Written task: Copy every entry word for word. Skip the pictures.

Records for this task:
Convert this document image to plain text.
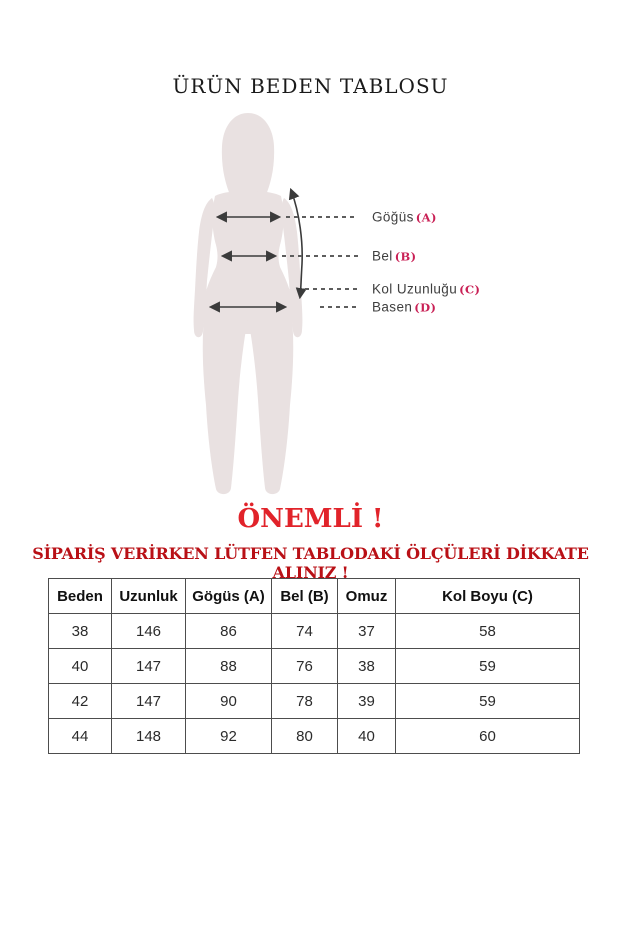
ÜRÜN BEDEN TABLOSU
Göğüs (A)
Bel (B)
Kol Uzunluğu (C)
Basen (D)
ÖNEMLİ !
SİPARİŞ VERİRKEN LÜTFEN TABLODAKİ ÖLÇÜLERİ DİKKATE ALINIZ !
Beden	Uzunluk	Gögüs (A)	Bel (B)	Omuz	Kol Boyu (C)
38	146	86	74	37	58
40	147	88	76	38	59
42	147	90	78	39	59
44	148	92	80	40	60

Answer to the exercise:
Convert this document image to plain text.
ÜRÜN BEDEN TABLOSU
Göğüs (A)
Bel (B)
Kol Uzunluğu (C)
Basen (D)
ÖNEMLİ !
SİPARİŞ VERİRKEN LÜTFEN TABLODAKİ ÖLÇÜLERİ DİKKATE ALINIZ !
Beden	Uzunluk	Gögüs (A)	Bel (B)	Omuz	Kol Boyu (C)
38	146	86	74	37	58
40	147	88	76	38	59
42	147	90	78	39	59
44	148	92	80	40	60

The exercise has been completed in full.